AgriBrasilis – Qual é o tamanho e o potencial de mercado das AgTechs no Brasil?

José Tomé – A última edição do Radar AgTech Brasil identificou 1.703 AgTechs no país. O levantamento realizado pela Embrapa, SP Ventures e Homo Ludens apontou que 242 (14,2% do total) startups atuam antes da fazenda, 705 (41,4%) dentro da fazenda e outras 756 (44%) depois da fazenda.

Conforme dados do AgFunder, citados pelo Radar AgTech Brasil, os principais investimentos têm sido destinados às agfinTechs, startups de insumos biológicos, marketplaces e ClimaTechs, que captaram US$ 1,3 bilhão no Brasil em 2021. Esse valor posiciona o Brasil como o 6º país a atrair mais capital para as Ag&Food Techs no mundo. Mas ainda há espaço para crescer, dada a importância do Brasil para a produção global de alimentos.

Contudo, quero destacar que o agronegócio demanda soluções que vão muito além daquelas oferecidas pelas AgTechs. Também há muita oportunidade para Ed Techs, LogTechs, FinTechs, FoodTechs.

O potencial de mercado para as startups no agro vai além do PIB do agro. Nós somos um exemplo: muitos de nossos parceiros integram outros setores da economia, como o de energia, setor bancário e de tecnologia.

A TAREFA: Dê continuidade à entrevista sobre as AgTechs no Brasil, começando logo após a última frase apresentada.

DADOS ARMAZENADOS:
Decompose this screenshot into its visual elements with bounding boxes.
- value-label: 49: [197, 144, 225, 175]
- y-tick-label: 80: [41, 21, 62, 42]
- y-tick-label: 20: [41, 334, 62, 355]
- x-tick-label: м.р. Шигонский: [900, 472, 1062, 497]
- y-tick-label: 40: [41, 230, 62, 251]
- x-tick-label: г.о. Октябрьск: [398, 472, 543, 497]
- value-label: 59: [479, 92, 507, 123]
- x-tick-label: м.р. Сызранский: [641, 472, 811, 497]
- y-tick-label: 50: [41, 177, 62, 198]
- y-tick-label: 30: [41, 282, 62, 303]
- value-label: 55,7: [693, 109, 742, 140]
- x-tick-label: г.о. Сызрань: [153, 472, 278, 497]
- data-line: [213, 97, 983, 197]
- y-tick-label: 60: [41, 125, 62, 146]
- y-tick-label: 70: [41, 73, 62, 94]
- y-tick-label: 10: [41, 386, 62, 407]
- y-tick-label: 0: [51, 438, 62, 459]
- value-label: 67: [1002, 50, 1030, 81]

RESULTADO ESPERADO:
AgriBrasilis – Na opinião do senhor, por que o país ainda não tem uma AgTech “unicórnio”? Como seria a AgTech ideal do ponto de vista dos investidores?

José Tomé – É uma questão de tempo até que o Brasil tenha uma AgTech unicórnio. De qualquer forma, essa não deveria ser a única métrica de sucesso do mercado.

Nos últimos anos, vimos um crescimento e amadurecimento do ecossistema de inovação, com soluções testadas e validadas dentro e fora do campo, que geram valor para o produtor rural e demais stakeholders da cadeia.

Os investidores hoje estão em busca de negócios escaláveis, mas também sustentáveis. E não faltam exemplos de AgTechs que estão no mercado escalando seus negócios com mais ou menos velocidade, com saúde financeira, com o cliente no centro, com governança corporativa e parcerias bem construídas na sua comunidade. Todos esses também podem ser considerados indicadores do sucesso de uma startup.

AgriBrasilis – O que significa dizer que o agro tem um ciclo de inovação e desenvolvimento mais longo? Por que o setor demanda maior especialização por parte dos investidores?

José Tomé – Diferente de um software para o varejo, por exemplo, que pode passar por testes diários e gerar aprendizado no curto prazo para o empreendedor, o agronegócio segue em muitos casos o ciclo das culturas agrícolas. Um produto para a soja, portanto, tem uma janela de três meses e meio entre a virada de um ano para o outro para ser testado. Se no meio do caminho algo não sai como esperado, como é bem comum, o empreendedor tem que esperar a próxima safra fazer outro teste.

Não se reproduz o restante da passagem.